All the data below goes into the copy word for word, but the pictures don't.
>> Start
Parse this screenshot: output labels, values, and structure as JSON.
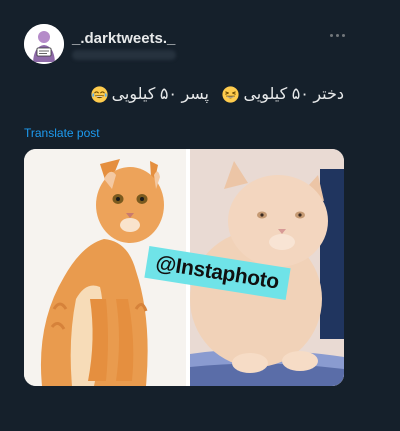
{
  "account": {
    "username": "_.darktweets._"
  },
  "tweet": {
    "text_part_1": "دختر ۵۰ کیلویی",
    "text_part_2": "پسر ۵۰ کیلویی",
    "emoji_1": "grinning-squint-face-emoji",
    "emoji_2": "face-with-tears-of-joy-emoji"
  },
  "translate_link": "Translate post",
  "media": {
    "watermark": "@Instaphoto",
    "left_photo": "slim orange tabby cat sitting",
    "right_photo": "fat cream cat sitting"
  },
  "colors": {
    "background": "#15202b",
    "text": "#e7e9ea",
    "link": "#1d9bf0",
    "muted": "#71767b",
    "watermark_bg": "#6fe3e8"
  }
}
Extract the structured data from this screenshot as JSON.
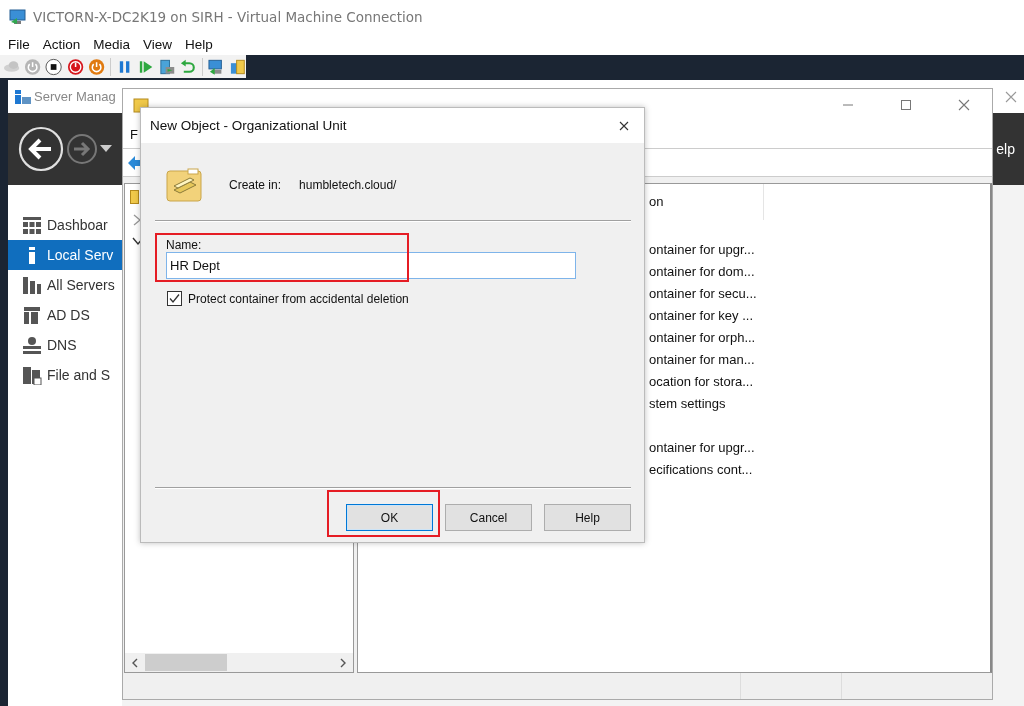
{
  "vm_window": {
    "title": "VICTORN-X-DC2K19 on SIRH - Virtual Machine Connection",
    "menu": [
      "File",
      "Action",
      "Media",
      "View",
      "Help"
    ]
  },
  "server_manager": {
    "title": "Server Manag",
    "header_text": "elp",
    "sidebar": [
      {
        "label": "Dashboar",
        "kind": "dashboard",
        "selected": false
      },
      {
        "label": "Local Serv",
        "kind": "local",
        "selected": true
      },
      {
        "label": "All Servers",
        "kind": "servers",
        "selected": false
      },
      {
        "label": "AD DS",
        "kind": "adds",
        "selected": false
      },
      {
        "label": "DNS",
        "kind": "dns",
        "selected": false
      },
      {
        "label": "File and S",
        "kind": "files",
        "selected": false
      }
    ]
  },
  "aduc": {
    "menu": [
      "F"
    ],
    "table": {
      "columns": [
        "on"
      ],
      "rows": [
        {
          "column_2": "ontainer for upgr..."
        },
        {
          "column_2": "ontainer for dom..."
        },
        {
          "column_2": "ontainer for secu..."
        },
        {
          "column_2": "ontainer for key ..."
        },
        {
          "column_2": "ontainer for orph..."
        },
        {
          "column_2": "ontainer for man..."
        },
        {
          "column_2": "ocation for stora..."
        },
        {
          "column_2": "stem settings"
        },
        {},
        {
          "column_2": "ontainer for upgr..."
        },
        {
          "column_2": "ecifications cont..."
        }
      ]
    }
  },
  "dialog": {
    "title": "New Object - Organizational Unit",
    "create_in_label": "Create in:",
    "create_in_value": "humbletech.cloud/",
    "name_field": {
      "label": "Name:",
      "value": "HR Dept",
      "highlighted": true
    },
    "protect_checkbox": {
      "label": "Protect container from accidental deletion",
      "checked": true
    },
    "buttons": [
      {
        "label": "OK",
        "default": true,
        "highlighted": true
      },
      {
        "label": "Cancel",
        "default": false,
        "highlighted": false
      },
      {
        "label": "Help",
        "default": false,
        "highlighted": false
      }
    ]
  }
}
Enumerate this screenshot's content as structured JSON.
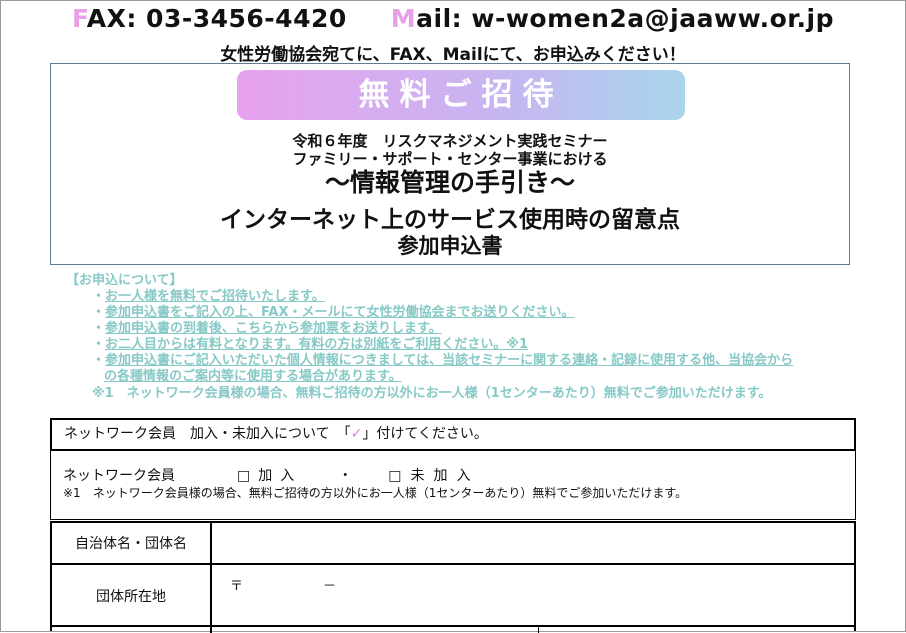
{
  "header": {
    "fax_initial": "F",
    "fax_rest": "AX: 03-3456-4420",
    "mail_initial": "M",
    "mail_rest": "ail: w-women2a@jaaww.or.jp",
    "instruction": "女性労働協会宛てに、FAX、Mailにて、お申込みください！"
  },
  "title_box": {
    "banner": "無料ご招待",
    "line1": "令和６年度　リスクマネジメント実践セミナー",
    "line2": "ファミリー・サポート・センター事業における",
    "line3": "～情報管理の手引き～",
    "line4": "インターネット上のサービス使用時の留意点",
    "line5": "参加申込書"
  },
  "notes": {
    "heading": "【お申込について】",
    "items": [
      "お一人様を無料でご招待いたします。",
      "参加申込書をご記入の上、FAX・メールにて女性労働協会までお送りください。",
      "参加申込書の到着後、こちらから参加票をお送りします。",
      "お二人目からは有料となります。有料の方は別紙をご利用ください。※1",
      "参加申込書にご記入いただいた個人情報につきましては、当該セミナーに関する連絡・記録に使用する他、当協会から"
    ],
    "item5_cont": "の各種情報のご案内等に使用する場合があります。",
    "footnote": "※1　ネットワーク会員様の場合、無料ご招待の方以外にお一人様（1センターあたり）無料でご参加いただけます。"
  },
  "form": {
    "row1_text_a": "ネットワーク会員　加入・未加入について　「",
    "row1_check": "✓",
    "row1_text_b": "」付けてください。",
    "row2_label": "ネットワーク会員",
    "option_joined": "□加入",
    "separator": "・",
    "option_not_joined": "□未加入",
    "row2_note": "※1　ネットワーク会員様の場合、無料ご招待の方以外にお一人様（1センターあたり）無料でご参加いただけます。",
    "org_label": "自治体名・団体名",
    "address_label": "団体所在地",
    "postal_mark": "〒",
    "postal_dash": "－"
  }
}
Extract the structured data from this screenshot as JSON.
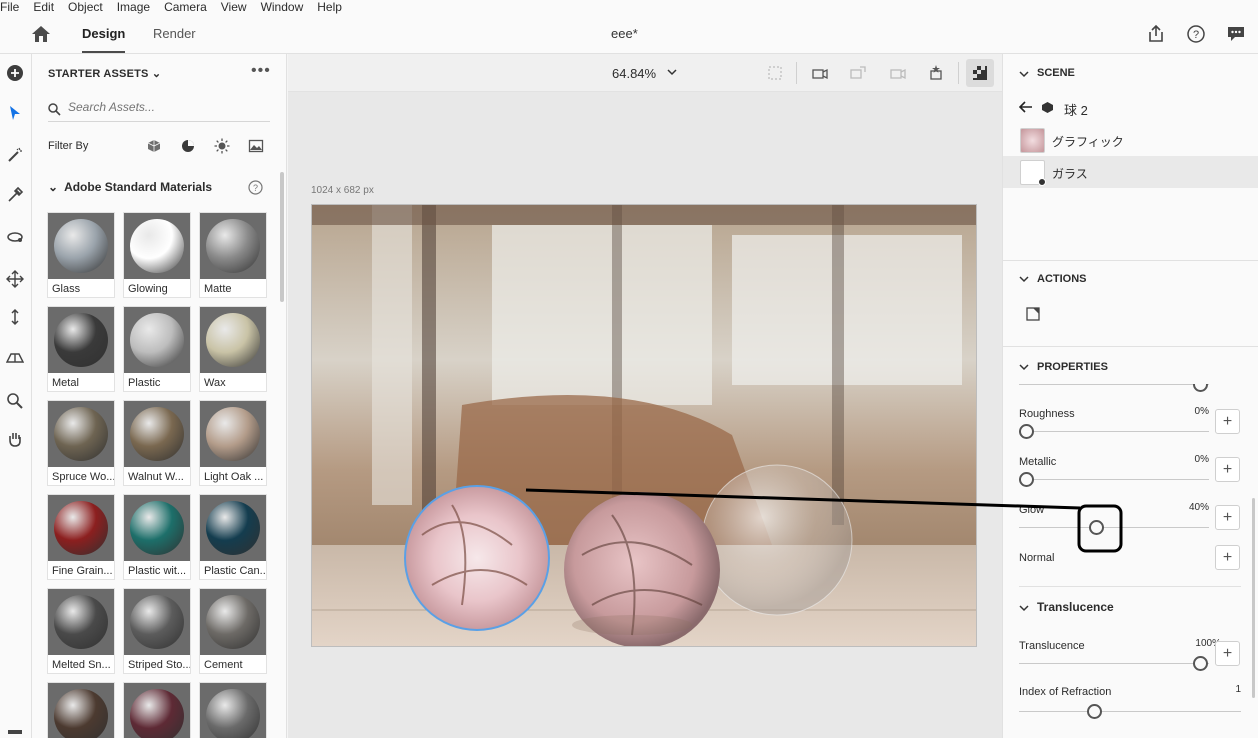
>> End
_Finished task_.
Parse this screenshot: output labels, values, and structure as JSON.
{
  "account": {
    "username": "_.darktweets._"
  },
  "tweet": {
    "text_part_1": "دختر ۵۰ کیلویی",
    "text_part_2": "پسر ۵۰ کیلویی",
    "emoji_1": "grinning-squint-face-emoji",
    "emoji_2": "face-with-tears-of-joy-emoji"
  },
  "translate_link": "Translate post",
  "media": {
    "watermark": "@Instaphoto",
    "left_photo": "slim orange tabby cat sitting",
    "right_photo": "fat cream cat sitting"
  },
  "colors": {
    "background": "#15202b",
    "text": "#e7e9ea",
    "link": "#1d9bf0",
    "muted": "#71767b",
    "watermark_bg": "#6fe3e8"
  }
}
Extract the structured data from this screenshot as JSON.
{
  "vm_window": {
    "title": "VICTORN-X-DC2K19 on SIRH - Virtual Machine Connection",
    "menu": [
      "File",
      "Action",
      "Media",
      "View",
      "Help"
    ]
  },
  "server_manager": {
    "title": "Server Manag",
    "header_text": "elp",
    "sidebar": [
      {
        "label": "Dashboar",
        "kind": "dashboard",
        "selected": false
      },
      {
        "label": "Local Serv",
        "kind": "local",
        "selected": true
      },
      {
        "label": "All Servers",
        "kind": "servers",
        "selected": false
      },
      {
        "label": "AD DS",
        "kind": "adds",
        "selected": false
      },
      {
        "label": "DNS",
        "kind": "dns",
        "selected": false
      },
      {
        "label": "File and S",
        "kind": "files",
        "selected": false
      }
    ]
  },
  "aduc": {
    "menu": [
      "F"
    ],
    "table": {
      "columns": [
        "on"
      ],
      "rows": [
        {
          "column_2": "ontainer for upgr..."
        },
        {
          "column_2": "ontainer for dom..."
        },
        {
          "column_2": "ontainer for secu..."
        },
        {
          "column_2": "ontainer for key ..."
        },
        {
          "column_2": "ontainer for orph..."
        },
        {
          "column_2": "ontainer for man..."
        },
        {
          "column_2": "ocation for stora..."
        },
        {
          "column_2": "stem settings"
        },
        {},
        {
          "column_2": "ontainer for upgr..."
        },
        {
          "column_2": "ecifications cont..."
        }
      ]
    }
  },
  "dialog": {
    "title": "New Object - Organizational Unit",
    "create_in_label": "Create in:",
    "create_in_value": "humbletech.cloud/",
    "name_field": {
      "label": "Name:",
      "value": "HR Dept",
      "highlighted": true
    },
    "protect_checkbox": {
      "label": "Protect container from accidental deletion",
      "checked": true
    },
    "buttons": [
      {
        "label": "OK",
        "default": true,
        "highlighted": true
      },
      {
        "label": "Cancel",
        "default": false,
        "highlighted": false
      },
      {
        "label": "Help",
        "default": false,
        "highlighted": false
      }
    ]
  }
}
Enumerate this screenshot's content as structured JSON.
{
  "header": {
    "fax_initial": "F",
    "fax_rest": "AX: 03-3456-4420",
    "mail_initial": "M",
    "mail_rest": "ail: w-women2a@jaaww.or.jp",
    "instruction": "女性労働協会宛てに、FAX、Mailにて、お申込みください！"
  },
  "title_box": {
    "banner": "無料ご招待",
    "line1": "令和６年度　リスクマネジメント実践セミナー",
    "line2": "ファミリー・サポート・センター事業における",
    "line3": "～情報管理の手引き～",
    "line4": "インターネット上のサービス使用時の留意点",
    "line5": "参加申込書"
  },
  "notes": {
    "heading": "【お申込について】",
    "items": [
      "お一人様を無料でご招待いたします。",
      "参加申込書をご記入の上、FAX・メールにて女性労働協会までお送りください。",
      "参加申込書の到着後、こちらから参加票をお送りします。",
      "お二人目からは有料となります。有料の方は別紙をご利用ください。※1",
      "参加申込書にご記入いただいた個人情報につきましては、当該セミナーに関する連絡・記録に使用する他、当協会から"
    ],
    "item5_cont": "の各種情報のご案内等に使用する場合があります。",
    "footnote": "※1　ネットワーク会員様の場合、無料ご招待の方以外にお一人様（1センターあたり）無料でご参加いただけます。"
  },
  "form": {
    "row1_text_a": "ネットワーク会員　加入・未加入について　「",
    "row1_check": "✓",
    "row1_text_b": "」付けてください。",
    "row2_label": "ネットワーク会員",
    "option_joined": "□加入",
    "separator": "・",
    "option_not_joined": "□未加入",
    "row2_note": "※1　ネットワーク会員様の場合、無料ご招待の方以外にお一人様（1センターあたり）無料でご参加いただけます。",
    "org_label": "自治体名・団体名",
    "address_label": "団体所在地",
    "postal_mark": "〒",
    "postal_dash": "－"
  }
}
Extract the structured data from this screenshot as JSON.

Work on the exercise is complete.